§ **TASK DIRECTIONS**: The data below must be copied in full and without any change.

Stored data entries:
----
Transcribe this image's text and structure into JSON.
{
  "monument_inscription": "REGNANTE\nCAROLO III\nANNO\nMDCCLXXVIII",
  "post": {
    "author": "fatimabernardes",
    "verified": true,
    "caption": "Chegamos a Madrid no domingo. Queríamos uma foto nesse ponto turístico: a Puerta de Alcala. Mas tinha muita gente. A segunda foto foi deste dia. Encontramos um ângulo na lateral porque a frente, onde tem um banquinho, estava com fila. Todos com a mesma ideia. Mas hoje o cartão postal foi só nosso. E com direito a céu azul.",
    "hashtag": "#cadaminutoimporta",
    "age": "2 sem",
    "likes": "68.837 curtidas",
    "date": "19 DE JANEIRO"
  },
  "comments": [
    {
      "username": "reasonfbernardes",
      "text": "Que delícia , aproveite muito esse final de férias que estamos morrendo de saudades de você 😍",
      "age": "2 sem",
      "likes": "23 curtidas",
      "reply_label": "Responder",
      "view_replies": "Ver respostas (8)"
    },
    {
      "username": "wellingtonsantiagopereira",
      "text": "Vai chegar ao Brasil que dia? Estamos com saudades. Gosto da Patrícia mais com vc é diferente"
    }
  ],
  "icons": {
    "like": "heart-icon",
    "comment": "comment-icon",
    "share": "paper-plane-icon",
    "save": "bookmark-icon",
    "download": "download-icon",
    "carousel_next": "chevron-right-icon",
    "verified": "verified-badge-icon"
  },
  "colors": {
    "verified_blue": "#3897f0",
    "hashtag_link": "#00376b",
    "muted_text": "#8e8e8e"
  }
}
----
§ **EXPECTED OUTPUT**:
Transcribe this image's text and structure into JSON.
{
  "monument_inscription": "REGNANTE\nCAROLO III\nANNO\nMDCCLXXVIII",
  "post": {
    "author": "fatimabernardes",
    "verified": true,
    "caption": "Chegamos a Madrid no domingo. Queríamos uma foto nesse ponto turístico: a Puerta de Alcala. Mas tinha muita gente. A segunda foto foi deste dia. Encontramos um ângulo na lateral porque a frente, onde tem um banquinho, estava com fila. Todos com a mesma ideia. Mas hoje o cartão postal foi só nosso. E com direito a céu azul.",
    "hashtag": "#cadaminutoimporta",
    "age": "2 sem",
    "likes": "68.837 curtidas",
    "date": "19 DE JANEIRO"
  },
  "comments": [
    {
      "username": "reasonfbernardes",
      "text": "Que delícia , aproveite muito esse final de férias que estamos morrendo de saudades de você 😍",
      "age": "2 sem",
      "likes": "23 curtidas",
      "reply_label": "Responder",
      "view_replies": "Ver respostas (8)"
    },
    {
      "username": "wellingtonsantiagopereira",
      "text": "Vai chegar ao Brasil que dia? Estamos com saudades. Gosto da Patrícia mais com vc é diferente"
    }
  ],
  "icons": {
    "like": "heart-icon",
    "comment": "comment-icon",
    "share": "paper-plane-icon",
    "save": "bookmark-icon",
    "download": "download-icon",
    "carousel_next": "chevron-right-icon",
    "verified": "verified-badge-icon"
  },
  "colors": {
    "verified_blue": "#3897f0",
    "hashtag_link": "#00376b",
    "muted_text": "#8e8e8e"
  }
}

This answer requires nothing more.